+++ Exercise data +++
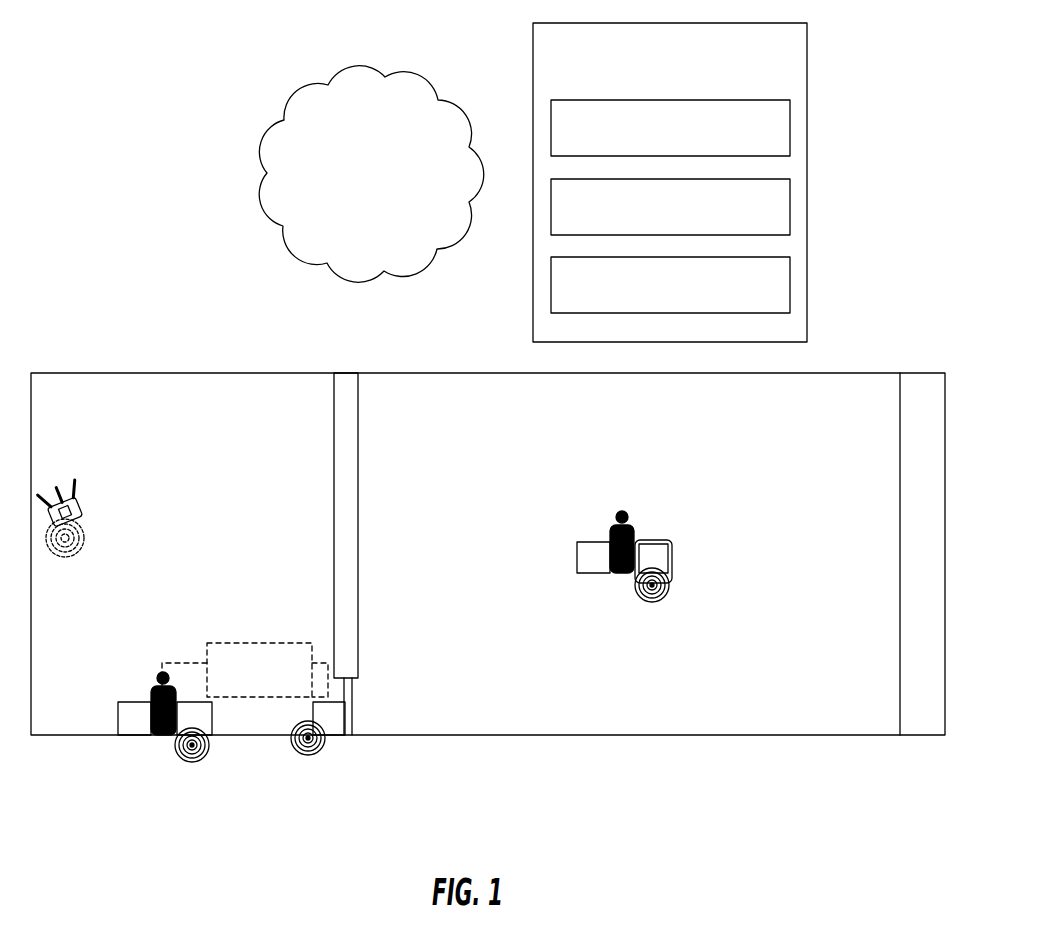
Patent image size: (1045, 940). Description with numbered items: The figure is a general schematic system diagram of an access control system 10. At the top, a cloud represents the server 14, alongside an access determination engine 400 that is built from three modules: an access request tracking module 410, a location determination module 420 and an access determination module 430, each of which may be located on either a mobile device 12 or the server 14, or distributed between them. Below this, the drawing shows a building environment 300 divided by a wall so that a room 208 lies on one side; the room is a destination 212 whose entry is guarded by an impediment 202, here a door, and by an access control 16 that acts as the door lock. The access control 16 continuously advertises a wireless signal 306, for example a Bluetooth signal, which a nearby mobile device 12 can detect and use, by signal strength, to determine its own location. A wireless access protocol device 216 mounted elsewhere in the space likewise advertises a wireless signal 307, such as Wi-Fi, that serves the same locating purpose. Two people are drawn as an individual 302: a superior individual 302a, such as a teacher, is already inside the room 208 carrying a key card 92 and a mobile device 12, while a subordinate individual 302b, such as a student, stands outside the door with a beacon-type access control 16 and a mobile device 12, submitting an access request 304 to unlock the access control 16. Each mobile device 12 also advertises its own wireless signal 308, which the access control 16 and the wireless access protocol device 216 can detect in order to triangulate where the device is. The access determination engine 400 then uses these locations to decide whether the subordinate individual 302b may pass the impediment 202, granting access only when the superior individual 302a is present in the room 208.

The access control system 10 is at (71, 240).
The server 14 is at (380, 197).
The access determination engine 400 is at (542, 44).
The access request tracking module 410 is at (786, 103).
The location determination module 420 is at (786, 182).
The access determination module 430 is at (786, 260).
The environment 300 is at (393, 790).
The room 208 is at (625, 697).
The destination 212 is at (399, 677).
The impediment 202 is at (352, 735).
The wireless signal 306 is at (296, 748).
The access control 16 is at (231, 718).
The wireless access protocol device 216 is at (78, 492).
The wireless signal 307 is at (66, 557).
The access request 304 is at (251, 642).
The individual 302 is at (165, 655).
The superior individual 302a is at (620, 577).
The subordinate individual 302b is at (162, 739).
The mobile device 12 is at (424, 637).
The key card 92 is at (593, 557).
The wireless signal 308 is at (194, 751).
+++
[Aim]
Lay out the material above as a two-column CSV with the headers "description" and "locations". Give one row for each description and its listed positions, put each in a single quoted field with line breaks turned into spaces, and leave out the pictures.

[Answer in full]
description,locations
"Patent image size: (1045, 940). Description with numbered items: The figure is a general schematic system diagram of an access control system 10. At the top, a cloud represents the server 14, alongside an access determination engine 400 that is built from three modules: an access request tracking module 410, a location determination module 420 and an access determination module 430, each of which may be located on either a mobile device 12 or the server 14, or distributed between them. Below this, the drawing shows a building environment 300 divided by a wall so that a room 208 lies on one side; the room is a destination 212 whose entry is guarded by an impediment 202, here a door, and by an access control 16 that acts as the door lock. The access control 16 continuously advertises a wireless signal 306, for example a Bluetooth signal, which a nearby mobile device 12 can detect and use, by signal strength, to determine its own location. A wireless access protocol device 216 mounted elsewhere in the space likewise advertises a wireless signal 307, such as Wi-Fi, that serves the same locating purpose. Two people are drawn as an individual 302: a superior individual 302a, such as a teacher, is already inside the room 208 carrying a key card 92 and a mobile device 12, while a subordinate individual 302b, such as a student, stands outside the door with a beacon-type access control 16 and a mobile device 12, submitting an access request 304 to unlock the access control 16. Each mobile device 12 also advertises its own wireless signal 308, which the access control 16 and the wireless access protocol device 216 can detect in order to triangulate where the device is. The access determination engine 400 then uses these locations to decide whether the subordinate individual 302b may pass the impediment 202, granting access only when the superior individual 302a is present in the room 208.","The access control system 10 is at (71, 240). The server 14 is at (380, 197). The access determination engine 400 is at (542, 44). The access request tracking module 410 is at (786, 103). The location determination module 420 is at (786, 182). The access determination module 430 is at (786, 260). The environment 300 is at (393, 790). The room 208 is at (625, 697). The destination 212 is at (399, 677). The impediment 202 is at (352, 735). The wireless signal 306 is at (296, 748). The access control 16 is at (231, 718). The wireless access protocol device 216 is at (78, 492). The wireless signal 307 is at (66, 557). The access request 304 is at (251, 642). The individual 302 is at (165, 655). The superior individual 302a is at (620, 577). The subordinate individual 302b is at (162, 739). The mobile device 12 is at (424, 637). The key card 92 is at (593, 557). The wireless signal 308 is at (194, 751)."